PROBLEM: Reproduce the full listing that appears beneath this instruction exactly.

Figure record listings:
● ● ● ●

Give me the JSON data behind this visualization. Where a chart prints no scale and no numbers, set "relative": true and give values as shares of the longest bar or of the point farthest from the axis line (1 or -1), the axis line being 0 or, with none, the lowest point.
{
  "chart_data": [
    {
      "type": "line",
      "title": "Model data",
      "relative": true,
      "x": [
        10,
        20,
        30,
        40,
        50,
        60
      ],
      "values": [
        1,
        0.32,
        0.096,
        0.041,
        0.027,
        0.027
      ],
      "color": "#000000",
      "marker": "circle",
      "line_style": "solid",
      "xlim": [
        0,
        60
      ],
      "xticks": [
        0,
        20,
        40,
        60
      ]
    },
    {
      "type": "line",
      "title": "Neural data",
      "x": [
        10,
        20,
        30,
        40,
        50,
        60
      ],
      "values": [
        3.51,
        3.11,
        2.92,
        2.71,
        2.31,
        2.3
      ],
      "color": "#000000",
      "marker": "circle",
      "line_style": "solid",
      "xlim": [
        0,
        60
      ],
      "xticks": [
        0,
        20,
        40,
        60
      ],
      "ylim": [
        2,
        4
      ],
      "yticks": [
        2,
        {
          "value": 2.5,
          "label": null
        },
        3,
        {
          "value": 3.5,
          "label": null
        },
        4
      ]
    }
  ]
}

● ● ● ●

RIGHT ANSWER:
Give me the JSON data behind this visualization. Where a chart prints no scale and no numbers, set "relative": true and give values as shares of the longest bar or of the point farthest from the axis line (1 or -1), the axis line being 0 or, with none, the lowest point.
{
  "chart_data": [
    {
      "type": "line",
      "title": "Model data",
      "relative": true,
      "x": [
        10,
        20,
        30,
        40,
        50,
        60
      ],
      "values": [
        1,
        0.32,
        0.096,
        0.041,
        0.027,
        0.027
      ],
      "color": "#000000",
      "marker": "circle",
      "line_style": "solid",
      "xlim": [
        0,
        60
      ],
      "xticks": [
        0,
        20,
        40,
        60
      ]
    },
    {
      "type": "line",
      "title": "Neural data",
      "x": [
        10,
        20,
        30,
        40,
        50,
        60
      ],
      "values": [
        3.51,
        3.11,
        2.92,
        2.71,
        2.31,
        2.3
      ],
      "color": "#000000",
      "marker": "circle",
      "line_style": "solid",
      "xlim": [
        0,
        60
      ],
      "xticks": [
        0,
        20,
        40,
        60
      ],
      "ylim": [
        2,
        4
      ],
      "yticks": [
        2,
        {
          "value": 2.5,
          "label": null
        },
        3,
        {
          "value": 3.5,
          "label": null
        },
        4
      ]
    }
  ]
}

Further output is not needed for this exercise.